Repeat every entry word for word, but leave the images out of your copy.

* **Extracted information**
******************************

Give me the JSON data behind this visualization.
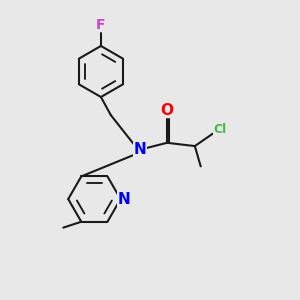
{
  "background_color": "#e8e8e8",
  "bond_color": "#1a1a1a",
  "N_color": "#0000ff",
  "O_color": "#ff0000",
  "F_color": "#cc44cc",
  "Cl_color": "#44bb44",
  "line_width": 1.5,
  "figsize": [
    3.0,
    3.0
  ],
  "dpi": 100,
  "xlim": [
    0.5,
    8.5
  ],
  "ylim": [
    0.5,
    9.5
  ]
}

******************************

* **Solution to the exercise**
Give me the JSON data behind this visualization.
{
  "background_color": "#e8e8e8",
  "bond_color": "#1a1a1a",
  "N_color": "#0000ff",
  "O_color": "#ff0000",
  "F_color": "#cc44cc",
  "Cl_color": "#44bb44",
  "line_width": 1.5,
  "figsize": [
    3.0,
    3.0
  ],
  "dpi": 100,
  "xlim": [
    0.5,
    8.5
  ],
  "ylim": [
    0.5,
    9.5
  ]
}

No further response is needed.